Exercise aim → Return all of the data exactly as written, without the pictures.

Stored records
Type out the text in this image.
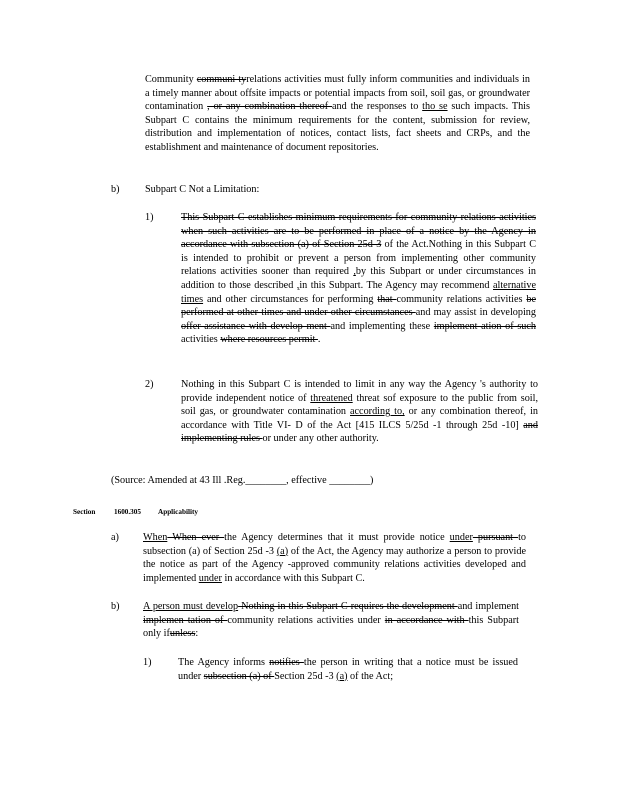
Community communi tyrelations activities must fully inform communities and individuals in a timely manner about offsite impacts or potential impacts from soil, soil gas, or groundwater contamination , or any combination thereof and the responses to tho se such impacts. This Subpart C contains the minimum requirements for the content, submission for review, distribution and implementation of notices, contact lists, fact sheets and CRPs, and the establishment and maintenance of document repositories.

b)	Subpart C Not a Limitation:

1)	This Subpart C establishes minimum requirements for community relations activities when such activities are to be performed in place of a notice by the Agency in accordance with subsection (a) of Section 25d-3 of the Act.Nothing in this Subpart C is intended to prohibit or prevent a person from implementing other community relations activities sooner than required ,by this Subpart or under circumstances in addition to those described ,in this Subpart. The Agency may recommend alternative times and other circumstances for performing that community relations activities be performed at other times and under other circumstances and may assist in developing offer assistance with develop ment and implementing these implement ation of such activities where resources permit .

2)	Nothing in this Subpart C is intended to limit in any way the Agency 's authority to provide independent notice of threatened threat sof exposure to the public from soil, soil gas, or groundwater contamination according to, or any combination thereof, in accordance with Title VI- D of the Act [415 ILCS 5/25d -1 through 25d -10] and implementing rules or under any other authority.

(Source: Amended at 43 Ill .Reg.________, effective ________)

Section	1600.305 Applicability

a) When When ever the Agency determines that it must provide notice under pursuant to subsection (a) of Section 25d -3 (a) of the Act, the Agency may authorize a person to provide the notice as part of the Agency -approved community relations activities developed and implemented under in accordance with this Subpart C.

b) A person must develop Nothing in this Subpart C requires the development and implement implemen tation of community relations activities under in accordance with this Subpart only ifunless:

1)	The Agency informs notifies the person in writing that a notice must be issued under subsection (a) of Section 25d -3 (a) of the Act;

Complete answer →
Type out the text in this image.
Community communi tyrelations activities must fully inform communities and individuals in a timely manner about offsite impacts or potential impacts from soil, soil gas, or groundwater contamination , or any combination thereof and the responses to tho se such impacts. This Subpart C contains the minimum requirements for the content, submission for review, distribution and implementation of notices, contact lists, fact sheets and CRPs, and the establishment and maintenance of document repositories.

b)	Subpart C Not a Limitation:

1)	This Subpart C establishes minimum requirements for community relations activities when such activities are to be performed in place of a notice by the Agency in accordance with subsection (a) of Section 25d-3 of the Act.Nothing in this Subpart C is intended to prohibit or prevent a person from implementing other community relations activities sooner than required ,by this Subpart or under circumstances in addition to those described ,in this Subpart. The Agency may recommend alternative times and other circumstances for performing that community relations activities be performed at other times and under other circumstances and may assist in developing offer assistance with develop ment and implementing these implement ation of such activities where resources permit .

2)	Nothing in this Subpart C is intended to limit in any way the Agency 's authority to provide independent notice of threatened threat sof exposure to the public from soil, soil gas, or groundwater contamination according to, or any combination thereof, in accordance with Title VI- D of the Act [415 ILCS 5/25d -1 through 25d -10] and implementing rules or under any other authority.

(Source: Amended at 43 Ill .Reg.________, effective ________)

Section	1600.305 Applicability

a) When When ever the Agency determines that it must provide notice under pursuant to subsection (a) of Section 25d -3 (a) of the Act, the Agency may authorize a person to provide the notice as part of the Agency -approved community relations activities developed and implemented under in accordance with this Subpart C.

b) A person must develop Nothing in this Subpart C requires the development and implement implemen tation of community relations activities under in accordance with this Subpart only ifunless:

1)	The Agency informs notifies the person in writing that a notice must be issued under subsection (a) of Section 25d -3 (a) of the Act;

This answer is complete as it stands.